What is expected: Below are the records; pull every line that includes "home".

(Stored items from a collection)
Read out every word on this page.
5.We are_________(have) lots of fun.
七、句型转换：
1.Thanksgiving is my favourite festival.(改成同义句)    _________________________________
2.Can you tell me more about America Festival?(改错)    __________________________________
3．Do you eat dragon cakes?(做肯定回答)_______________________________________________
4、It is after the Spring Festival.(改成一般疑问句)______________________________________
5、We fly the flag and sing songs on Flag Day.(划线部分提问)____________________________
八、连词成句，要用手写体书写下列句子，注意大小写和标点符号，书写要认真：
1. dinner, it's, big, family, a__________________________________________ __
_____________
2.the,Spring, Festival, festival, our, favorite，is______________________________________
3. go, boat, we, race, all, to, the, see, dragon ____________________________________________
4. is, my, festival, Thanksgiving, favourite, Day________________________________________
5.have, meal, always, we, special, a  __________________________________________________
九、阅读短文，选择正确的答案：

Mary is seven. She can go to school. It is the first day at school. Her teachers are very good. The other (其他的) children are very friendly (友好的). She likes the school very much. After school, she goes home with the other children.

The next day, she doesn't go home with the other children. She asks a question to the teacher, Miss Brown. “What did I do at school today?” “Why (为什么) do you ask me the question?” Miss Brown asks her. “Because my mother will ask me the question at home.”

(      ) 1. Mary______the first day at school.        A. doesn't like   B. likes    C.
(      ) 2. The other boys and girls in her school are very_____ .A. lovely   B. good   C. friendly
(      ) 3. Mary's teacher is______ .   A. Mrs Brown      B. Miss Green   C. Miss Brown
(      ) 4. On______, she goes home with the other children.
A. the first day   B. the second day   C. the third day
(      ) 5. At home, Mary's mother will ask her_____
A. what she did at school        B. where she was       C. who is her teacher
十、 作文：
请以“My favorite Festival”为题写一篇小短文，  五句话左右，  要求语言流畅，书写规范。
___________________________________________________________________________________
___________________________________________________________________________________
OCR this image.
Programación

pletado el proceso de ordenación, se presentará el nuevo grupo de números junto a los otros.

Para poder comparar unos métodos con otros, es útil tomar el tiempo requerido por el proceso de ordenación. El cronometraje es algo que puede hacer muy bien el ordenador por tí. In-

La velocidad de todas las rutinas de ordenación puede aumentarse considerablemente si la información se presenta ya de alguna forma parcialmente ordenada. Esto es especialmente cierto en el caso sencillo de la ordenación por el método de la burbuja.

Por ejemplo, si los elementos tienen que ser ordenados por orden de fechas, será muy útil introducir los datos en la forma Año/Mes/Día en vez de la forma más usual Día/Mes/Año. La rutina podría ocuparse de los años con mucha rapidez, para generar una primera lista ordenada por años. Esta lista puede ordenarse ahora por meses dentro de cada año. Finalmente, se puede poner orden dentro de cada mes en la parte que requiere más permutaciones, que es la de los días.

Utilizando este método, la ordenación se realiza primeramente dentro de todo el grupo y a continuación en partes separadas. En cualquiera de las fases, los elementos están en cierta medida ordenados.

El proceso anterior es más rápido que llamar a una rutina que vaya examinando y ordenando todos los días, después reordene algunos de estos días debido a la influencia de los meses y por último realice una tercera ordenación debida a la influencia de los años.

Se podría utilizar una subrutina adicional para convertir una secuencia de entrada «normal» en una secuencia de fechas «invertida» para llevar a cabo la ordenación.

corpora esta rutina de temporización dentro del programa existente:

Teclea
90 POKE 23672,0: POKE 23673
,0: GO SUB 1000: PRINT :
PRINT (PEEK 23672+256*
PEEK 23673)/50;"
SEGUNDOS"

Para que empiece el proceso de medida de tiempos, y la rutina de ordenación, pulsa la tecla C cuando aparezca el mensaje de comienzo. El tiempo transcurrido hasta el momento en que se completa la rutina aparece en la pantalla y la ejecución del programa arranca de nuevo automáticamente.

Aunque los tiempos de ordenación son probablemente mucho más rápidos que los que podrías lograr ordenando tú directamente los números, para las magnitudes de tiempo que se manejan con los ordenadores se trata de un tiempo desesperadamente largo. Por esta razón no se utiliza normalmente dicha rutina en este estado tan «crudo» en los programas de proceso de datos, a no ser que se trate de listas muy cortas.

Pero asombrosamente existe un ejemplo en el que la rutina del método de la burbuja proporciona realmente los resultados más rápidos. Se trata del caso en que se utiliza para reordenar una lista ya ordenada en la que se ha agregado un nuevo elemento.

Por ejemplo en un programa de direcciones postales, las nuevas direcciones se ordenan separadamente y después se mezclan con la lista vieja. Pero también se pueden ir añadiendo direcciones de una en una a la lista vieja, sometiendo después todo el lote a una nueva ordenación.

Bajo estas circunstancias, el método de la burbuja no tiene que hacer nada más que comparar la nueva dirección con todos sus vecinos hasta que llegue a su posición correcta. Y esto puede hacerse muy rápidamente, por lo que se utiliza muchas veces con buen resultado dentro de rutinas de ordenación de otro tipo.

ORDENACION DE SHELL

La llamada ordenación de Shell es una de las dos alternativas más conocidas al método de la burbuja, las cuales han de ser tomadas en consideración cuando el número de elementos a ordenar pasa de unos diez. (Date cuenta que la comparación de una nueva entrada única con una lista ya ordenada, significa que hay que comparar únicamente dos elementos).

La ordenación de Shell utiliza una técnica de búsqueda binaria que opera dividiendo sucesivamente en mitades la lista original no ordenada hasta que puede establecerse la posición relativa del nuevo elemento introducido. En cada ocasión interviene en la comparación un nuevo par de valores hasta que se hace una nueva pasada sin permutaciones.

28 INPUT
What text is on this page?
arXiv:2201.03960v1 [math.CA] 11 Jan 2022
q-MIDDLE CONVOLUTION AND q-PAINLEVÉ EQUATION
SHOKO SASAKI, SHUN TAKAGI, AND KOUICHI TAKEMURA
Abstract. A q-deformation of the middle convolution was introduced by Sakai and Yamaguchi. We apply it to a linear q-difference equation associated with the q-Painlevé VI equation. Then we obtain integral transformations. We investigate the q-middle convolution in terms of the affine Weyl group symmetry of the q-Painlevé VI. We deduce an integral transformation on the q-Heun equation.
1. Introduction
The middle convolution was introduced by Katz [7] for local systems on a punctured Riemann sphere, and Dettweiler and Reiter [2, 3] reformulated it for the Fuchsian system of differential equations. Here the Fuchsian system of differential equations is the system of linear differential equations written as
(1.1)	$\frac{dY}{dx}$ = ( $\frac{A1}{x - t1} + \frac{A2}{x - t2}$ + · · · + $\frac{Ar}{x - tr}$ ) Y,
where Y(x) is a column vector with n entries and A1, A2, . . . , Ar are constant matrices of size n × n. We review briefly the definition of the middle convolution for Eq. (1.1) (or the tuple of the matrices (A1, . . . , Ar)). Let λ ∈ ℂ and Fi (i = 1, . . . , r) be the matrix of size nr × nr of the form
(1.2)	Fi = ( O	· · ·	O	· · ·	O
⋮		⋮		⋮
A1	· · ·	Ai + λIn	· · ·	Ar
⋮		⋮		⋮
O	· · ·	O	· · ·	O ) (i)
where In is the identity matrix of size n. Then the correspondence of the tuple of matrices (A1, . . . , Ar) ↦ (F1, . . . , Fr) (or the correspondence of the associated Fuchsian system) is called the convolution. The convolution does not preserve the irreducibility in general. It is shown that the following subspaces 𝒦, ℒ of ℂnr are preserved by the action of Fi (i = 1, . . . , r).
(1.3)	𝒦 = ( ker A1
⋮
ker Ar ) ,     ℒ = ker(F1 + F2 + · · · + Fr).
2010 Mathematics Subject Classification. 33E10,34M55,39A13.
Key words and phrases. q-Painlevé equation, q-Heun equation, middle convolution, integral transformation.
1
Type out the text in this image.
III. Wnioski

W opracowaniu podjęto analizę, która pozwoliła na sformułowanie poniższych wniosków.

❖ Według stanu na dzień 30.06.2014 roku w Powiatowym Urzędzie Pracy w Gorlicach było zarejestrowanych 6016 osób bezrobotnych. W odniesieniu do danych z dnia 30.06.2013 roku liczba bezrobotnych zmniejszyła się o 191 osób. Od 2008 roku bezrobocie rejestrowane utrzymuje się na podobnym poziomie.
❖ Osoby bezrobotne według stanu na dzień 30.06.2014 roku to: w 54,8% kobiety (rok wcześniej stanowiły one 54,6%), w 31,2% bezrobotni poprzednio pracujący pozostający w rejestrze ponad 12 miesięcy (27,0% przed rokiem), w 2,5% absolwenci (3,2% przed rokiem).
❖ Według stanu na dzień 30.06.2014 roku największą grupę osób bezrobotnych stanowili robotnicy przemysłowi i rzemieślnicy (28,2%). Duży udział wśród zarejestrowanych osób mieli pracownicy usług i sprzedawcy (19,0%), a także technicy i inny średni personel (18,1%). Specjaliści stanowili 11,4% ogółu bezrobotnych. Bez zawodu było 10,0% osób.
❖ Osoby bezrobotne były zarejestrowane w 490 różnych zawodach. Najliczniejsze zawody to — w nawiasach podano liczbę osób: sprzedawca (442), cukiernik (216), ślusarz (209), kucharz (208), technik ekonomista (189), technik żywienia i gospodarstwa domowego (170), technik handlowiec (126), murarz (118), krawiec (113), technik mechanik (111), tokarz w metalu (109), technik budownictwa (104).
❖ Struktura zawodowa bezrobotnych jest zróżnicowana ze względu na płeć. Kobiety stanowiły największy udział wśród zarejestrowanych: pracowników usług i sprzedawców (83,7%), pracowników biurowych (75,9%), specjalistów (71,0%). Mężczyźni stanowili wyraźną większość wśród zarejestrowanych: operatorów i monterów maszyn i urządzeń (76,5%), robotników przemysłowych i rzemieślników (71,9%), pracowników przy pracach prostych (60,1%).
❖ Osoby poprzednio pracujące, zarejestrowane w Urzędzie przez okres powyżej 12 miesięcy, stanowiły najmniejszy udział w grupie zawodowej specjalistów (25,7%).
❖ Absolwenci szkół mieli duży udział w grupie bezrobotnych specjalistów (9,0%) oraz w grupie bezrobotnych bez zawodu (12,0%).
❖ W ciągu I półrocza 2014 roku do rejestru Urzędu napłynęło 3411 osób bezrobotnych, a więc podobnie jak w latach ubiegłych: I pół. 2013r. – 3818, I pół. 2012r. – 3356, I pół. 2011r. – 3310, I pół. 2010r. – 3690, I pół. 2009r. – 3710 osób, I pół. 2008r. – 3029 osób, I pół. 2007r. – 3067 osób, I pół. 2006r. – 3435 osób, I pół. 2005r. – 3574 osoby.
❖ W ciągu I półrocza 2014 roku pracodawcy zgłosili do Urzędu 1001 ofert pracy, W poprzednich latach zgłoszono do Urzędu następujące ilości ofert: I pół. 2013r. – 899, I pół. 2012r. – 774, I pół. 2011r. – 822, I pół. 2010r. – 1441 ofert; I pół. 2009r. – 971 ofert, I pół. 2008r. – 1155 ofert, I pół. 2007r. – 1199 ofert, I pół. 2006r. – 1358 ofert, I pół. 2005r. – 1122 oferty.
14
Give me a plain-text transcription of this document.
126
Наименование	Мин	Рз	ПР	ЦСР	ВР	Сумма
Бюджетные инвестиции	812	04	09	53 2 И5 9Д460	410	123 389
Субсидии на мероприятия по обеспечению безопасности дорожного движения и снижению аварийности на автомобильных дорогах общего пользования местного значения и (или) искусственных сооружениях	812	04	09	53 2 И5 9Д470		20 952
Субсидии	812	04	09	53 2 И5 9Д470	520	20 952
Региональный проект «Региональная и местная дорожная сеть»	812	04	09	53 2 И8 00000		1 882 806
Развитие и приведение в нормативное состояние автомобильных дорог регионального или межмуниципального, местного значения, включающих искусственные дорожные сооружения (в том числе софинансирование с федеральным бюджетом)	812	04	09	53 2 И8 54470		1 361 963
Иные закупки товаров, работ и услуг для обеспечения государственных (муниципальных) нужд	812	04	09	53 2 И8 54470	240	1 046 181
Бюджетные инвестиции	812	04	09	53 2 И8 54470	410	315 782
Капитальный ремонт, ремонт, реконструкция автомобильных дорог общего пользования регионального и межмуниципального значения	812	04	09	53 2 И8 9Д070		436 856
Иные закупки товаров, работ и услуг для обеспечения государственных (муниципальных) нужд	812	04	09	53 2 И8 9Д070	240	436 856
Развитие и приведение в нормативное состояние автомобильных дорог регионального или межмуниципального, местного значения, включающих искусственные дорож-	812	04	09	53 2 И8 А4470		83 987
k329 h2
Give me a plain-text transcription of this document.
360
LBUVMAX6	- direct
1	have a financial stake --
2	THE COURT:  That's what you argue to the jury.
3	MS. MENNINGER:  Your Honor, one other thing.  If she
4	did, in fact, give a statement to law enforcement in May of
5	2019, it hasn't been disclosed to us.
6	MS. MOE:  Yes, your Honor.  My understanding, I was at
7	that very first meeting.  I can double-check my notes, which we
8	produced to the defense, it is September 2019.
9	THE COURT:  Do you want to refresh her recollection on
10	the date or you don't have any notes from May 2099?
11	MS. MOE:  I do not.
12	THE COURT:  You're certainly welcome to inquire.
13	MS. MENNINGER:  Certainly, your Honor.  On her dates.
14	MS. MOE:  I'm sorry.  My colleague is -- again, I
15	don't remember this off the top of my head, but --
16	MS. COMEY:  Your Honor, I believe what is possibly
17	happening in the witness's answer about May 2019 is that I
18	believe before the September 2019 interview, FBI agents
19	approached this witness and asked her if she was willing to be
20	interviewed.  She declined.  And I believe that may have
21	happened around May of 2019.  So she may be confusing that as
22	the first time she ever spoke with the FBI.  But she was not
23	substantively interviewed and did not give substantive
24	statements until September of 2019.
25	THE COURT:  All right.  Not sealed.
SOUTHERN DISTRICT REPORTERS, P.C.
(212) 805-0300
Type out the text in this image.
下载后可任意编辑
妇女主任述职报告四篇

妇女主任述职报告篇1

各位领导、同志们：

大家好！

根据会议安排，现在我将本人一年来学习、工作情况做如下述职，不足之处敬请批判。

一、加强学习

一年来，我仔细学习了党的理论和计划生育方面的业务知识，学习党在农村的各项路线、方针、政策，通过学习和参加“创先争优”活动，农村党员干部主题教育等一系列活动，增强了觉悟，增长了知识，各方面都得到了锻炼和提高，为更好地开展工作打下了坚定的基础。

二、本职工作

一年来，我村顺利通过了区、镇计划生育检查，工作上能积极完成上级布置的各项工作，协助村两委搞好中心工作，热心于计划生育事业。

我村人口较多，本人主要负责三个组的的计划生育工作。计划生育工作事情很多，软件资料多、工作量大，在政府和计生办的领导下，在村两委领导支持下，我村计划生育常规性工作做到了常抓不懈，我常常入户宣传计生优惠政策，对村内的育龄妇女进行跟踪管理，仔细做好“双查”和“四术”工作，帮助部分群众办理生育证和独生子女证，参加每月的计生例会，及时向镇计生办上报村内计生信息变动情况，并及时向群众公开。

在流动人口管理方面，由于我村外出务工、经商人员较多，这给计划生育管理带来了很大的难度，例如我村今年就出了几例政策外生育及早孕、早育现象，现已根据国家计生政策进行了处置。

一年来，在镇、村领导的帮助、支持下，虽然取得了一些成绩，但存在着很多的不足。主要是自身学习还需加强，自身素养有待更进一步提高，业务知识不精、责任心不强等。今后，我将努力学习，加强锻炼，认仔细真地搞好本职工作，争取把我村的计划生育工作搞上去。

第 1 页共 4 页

Answer to this task:
Mary is seven. She can go to school. It is the first day at school. Her teachers are very good. The other (其他的) children are very friendly (友好的). She likes the school very much. After school, she goes home with the other children.
The next day, she doesn't go home with the other children. She asks a question to the teacher, Miss Brown. “What did I do at school today?” “Why (为什么) do you ask me the question?” Miss Brown asks her. “Because my mother will ask me the question at home.”
(      ) 4. On______, she goes home with the other children.
(      ) 5. At home, Mary's mother will ask her_____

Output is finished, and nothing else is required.